Items listed in a dataset:
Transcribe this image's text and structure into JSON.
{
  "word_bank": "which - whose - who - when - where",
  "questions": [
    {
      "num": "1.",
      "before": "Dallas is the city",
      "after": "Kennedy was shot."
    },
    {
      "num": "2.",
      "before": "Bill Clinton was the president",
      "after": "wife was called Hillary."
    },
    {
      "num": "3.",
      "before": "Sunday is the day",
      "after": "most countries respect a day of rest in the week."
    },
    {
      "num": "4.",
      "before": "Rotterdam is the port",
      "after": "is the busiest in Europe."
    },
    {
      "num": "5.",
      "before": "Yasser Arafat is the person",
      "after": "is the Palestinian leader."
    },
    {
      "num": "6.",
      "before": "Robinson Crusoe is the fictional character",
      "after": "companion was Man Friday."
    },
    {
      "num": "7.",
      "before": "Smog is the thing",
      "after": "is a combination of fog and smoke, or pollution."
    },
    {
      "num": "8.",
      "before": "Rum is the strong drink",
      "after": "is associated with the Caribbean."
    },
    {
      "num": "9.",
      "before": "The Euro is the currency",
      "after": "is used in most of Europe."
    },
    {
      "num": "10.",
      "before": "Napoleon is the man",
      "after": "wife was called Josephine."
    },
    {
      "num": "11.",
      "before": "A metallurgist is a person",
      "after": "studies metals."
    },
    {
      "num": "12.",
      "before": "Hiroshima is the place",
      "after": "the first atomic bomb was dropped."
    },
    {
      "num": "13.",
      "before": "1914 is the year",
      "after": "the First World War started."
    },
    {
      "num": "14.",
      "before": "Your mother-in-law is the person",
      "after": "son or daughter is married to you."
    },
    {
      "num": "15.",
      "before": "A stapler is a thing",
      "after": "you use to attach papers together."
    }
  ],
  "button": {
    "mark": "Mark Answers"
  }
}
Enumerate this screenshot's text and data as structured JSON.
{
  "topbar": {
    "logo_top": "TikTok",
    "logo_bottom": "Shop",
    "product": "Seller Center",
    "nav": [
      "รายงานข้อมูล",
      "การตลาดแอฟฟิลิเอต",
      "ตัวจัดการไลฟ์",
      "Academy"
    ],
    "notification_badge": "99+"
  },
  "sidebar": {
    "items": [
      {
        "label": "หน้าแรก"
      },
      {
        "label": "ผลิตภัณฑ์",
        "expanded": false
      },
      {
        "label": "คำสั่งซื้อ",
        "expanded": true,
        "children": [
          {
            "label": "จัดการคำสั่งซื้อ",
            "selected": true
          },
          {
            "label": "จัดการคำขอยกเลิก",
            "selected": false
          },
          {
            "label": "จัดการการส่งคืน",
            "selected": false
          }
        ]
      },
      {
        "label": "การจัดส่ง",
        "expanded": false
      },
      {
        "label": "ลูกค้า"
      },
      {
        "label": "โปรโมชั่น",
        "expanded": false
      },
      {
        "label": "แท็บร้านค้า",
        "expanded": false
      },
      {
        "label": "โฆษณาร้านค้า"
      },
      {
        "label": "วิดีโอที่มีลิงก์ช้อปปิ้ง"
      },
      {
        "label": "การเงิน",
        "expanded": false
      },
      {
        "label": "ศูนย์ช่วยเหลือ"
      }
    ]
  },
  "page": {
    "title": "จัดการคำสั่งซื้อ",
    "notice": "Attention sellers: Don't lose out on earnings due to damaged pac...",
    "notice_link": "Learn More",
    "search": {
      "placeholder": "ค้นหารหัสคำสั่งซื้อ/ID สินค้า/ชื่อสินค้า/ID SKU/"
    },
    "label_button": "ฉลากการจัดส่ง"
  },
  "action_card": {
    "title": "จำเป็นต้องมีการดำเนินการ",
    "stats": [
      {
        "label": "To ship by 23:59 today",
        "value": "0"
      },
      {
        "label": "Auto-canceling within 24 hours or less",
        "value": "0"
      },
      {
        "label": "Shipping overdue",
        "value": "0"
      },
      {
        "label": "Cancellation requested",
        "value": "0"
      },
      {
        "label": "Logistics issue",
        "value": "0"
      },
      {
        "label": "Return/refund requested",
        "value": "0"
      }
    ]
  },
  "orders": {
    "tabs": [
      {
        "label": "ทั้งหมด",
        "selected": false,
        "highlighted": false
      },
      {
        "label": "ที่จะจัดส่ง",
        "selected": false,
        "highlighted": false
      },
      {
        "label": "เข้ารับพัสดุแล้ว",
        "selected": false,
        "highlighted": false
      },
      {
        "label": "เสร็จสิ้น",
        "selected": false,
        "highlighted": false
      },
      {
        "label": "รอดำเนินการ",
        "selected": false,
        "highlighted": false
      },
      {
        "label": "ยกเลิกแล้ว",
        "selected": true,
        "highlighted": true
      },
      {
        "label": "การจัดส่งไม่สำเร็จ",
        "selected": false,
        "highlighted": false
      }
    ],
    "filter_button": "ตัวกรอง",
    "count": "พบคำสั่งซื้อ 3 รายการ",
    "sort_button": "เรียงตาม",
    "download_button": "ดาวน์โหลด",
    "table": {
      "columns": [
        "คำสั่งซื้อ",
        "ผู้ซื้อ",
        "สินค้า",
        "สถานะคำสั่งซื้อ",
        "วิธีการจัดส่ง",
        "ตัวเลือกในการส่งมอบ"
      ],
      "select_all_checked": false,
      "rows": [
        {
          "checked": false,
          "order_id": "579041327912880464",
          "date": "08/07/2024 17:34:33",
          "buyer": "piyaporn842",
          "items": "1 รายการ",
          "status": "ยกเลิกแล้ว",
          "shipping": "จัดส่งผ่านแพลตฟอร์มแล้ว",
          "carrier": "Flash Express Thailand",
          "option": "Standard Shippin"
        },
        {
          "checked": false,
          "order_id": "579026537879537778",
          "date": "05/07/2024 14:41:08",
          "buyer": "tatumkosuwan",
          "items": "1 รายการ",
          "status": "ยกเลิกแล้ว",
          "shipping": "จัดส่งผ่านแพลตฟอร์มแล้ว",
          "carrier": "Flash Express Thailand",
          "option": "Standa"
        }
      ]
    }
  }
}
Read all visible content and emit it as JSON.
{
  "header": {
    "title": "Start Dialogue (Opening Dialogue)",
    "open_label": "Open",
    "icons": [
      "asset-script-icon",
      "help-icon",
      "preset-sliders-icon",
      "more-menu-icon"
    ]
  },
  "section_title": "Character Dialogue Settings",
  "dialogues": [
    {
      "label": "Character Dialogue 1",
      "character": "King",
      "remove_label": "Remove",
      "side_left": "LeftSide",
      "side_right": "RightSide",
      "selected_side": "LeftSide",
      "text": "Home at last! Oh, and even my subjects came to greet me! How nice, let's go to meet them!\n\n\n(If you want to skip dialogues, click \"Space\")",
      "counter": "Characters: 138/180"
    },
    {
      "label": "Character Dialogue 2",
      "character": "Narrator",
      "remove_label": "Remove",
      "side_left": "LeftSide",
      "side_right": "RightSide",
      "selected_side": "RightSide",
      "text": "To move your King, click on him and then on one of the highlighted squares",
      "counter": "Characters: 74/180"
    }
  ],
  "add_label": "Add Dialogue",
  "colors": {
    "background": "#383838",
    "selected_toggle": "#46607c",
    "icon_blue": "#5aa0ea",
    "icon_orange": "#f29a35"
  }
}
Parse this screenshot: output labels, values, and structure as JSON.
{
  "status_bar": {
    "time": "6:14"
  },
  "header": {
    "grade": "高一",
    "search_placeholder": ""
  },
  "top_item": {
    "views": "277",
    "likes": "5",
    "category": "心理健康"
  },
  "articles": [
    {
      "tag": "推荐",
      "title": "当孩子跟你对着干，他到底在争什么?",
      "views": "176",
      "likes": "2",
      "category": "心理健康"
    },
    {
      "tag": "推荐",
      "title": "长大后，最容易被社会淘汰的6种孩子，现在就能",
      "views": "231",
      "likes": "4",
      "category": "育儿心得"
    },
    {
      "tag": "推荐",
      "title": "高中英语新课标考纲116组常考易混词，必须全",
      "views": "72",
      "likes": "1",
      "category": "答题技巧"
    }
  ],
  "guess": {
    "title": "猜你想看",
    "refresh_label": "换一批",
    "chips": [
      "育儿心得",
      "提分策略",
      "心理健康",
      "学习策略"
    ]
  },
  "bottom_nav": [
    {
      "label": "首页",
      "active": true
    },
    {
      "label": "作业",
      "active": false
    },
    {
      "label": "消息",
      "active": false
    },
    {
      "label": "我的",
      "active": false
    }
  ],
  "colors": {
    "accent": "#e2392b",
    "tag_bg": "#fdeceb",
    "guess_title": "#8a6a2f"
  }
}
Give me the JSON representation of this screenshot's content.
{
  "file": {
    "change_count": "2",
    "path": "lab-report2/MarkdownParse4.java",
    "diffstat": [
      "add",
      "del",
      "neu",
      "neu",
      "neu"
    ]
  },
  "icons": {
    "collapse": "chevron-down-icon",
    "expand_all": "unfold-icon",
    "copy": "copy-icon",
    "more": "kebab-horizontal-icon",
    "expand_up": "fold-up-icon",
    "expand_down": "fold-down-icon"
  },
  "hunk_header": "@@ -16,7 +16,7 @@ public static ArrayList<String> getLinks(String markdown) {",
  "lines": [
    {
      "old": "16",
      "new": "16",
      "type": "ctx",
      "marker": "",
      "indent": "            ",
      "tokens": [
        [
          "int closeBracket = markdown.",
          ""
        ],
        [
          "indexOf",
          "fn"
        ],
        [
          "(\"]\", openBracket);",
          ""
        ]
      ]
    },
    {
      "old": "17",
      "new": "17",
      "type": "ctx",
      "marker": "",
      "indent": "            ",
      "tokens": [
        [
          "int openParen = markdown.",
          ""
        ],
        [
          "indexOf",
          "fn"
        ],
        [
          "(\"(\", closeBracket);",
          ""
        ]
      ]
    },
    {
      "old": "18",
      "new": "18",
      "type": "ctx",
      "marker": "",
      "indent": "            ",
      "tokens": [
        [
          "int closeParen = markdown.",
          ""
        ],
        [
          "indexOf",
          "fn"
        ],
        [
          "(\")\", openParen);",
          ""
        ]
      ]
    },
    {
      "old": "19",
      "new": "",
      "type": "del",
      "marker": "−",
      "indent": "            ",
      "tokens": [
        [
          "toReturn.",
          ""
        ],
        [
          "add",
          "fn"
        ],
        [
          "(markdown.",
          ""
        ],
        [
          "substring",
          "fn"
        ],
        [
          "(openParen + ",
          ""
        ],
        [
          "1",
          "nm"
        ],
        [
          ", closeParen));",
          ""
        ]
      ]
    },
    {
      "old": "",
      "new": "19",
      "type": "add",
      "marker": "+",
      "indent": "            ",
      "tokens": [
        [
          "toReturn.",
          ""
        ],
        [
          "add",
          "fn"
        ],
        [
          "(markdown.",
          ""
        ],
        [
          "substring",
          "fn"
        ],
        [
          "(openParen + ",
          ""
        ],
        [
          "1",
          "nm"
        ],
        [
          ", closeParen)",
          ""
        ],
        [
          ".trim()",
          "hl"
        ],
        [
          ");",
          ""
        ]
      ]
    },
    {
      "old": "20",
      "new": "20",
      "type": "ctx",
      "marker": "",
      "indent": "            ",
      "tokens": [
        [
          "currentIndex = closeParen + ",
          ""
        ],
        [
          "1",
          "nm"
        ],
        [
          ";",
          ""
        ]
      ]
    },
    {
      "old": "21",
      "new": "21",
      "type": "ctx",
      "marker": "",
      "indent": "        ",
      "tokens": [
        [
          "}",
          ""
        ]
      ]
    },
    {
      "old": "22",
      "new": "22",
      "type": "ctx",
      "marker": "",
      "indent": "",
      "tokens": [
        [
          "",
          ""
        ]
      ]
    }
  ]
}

== EXERCISE DIRECTIONS ==
From the material given, work out how many lines hold the string "text"; state that number and nothing further.

== TASK RESPONSE ==
4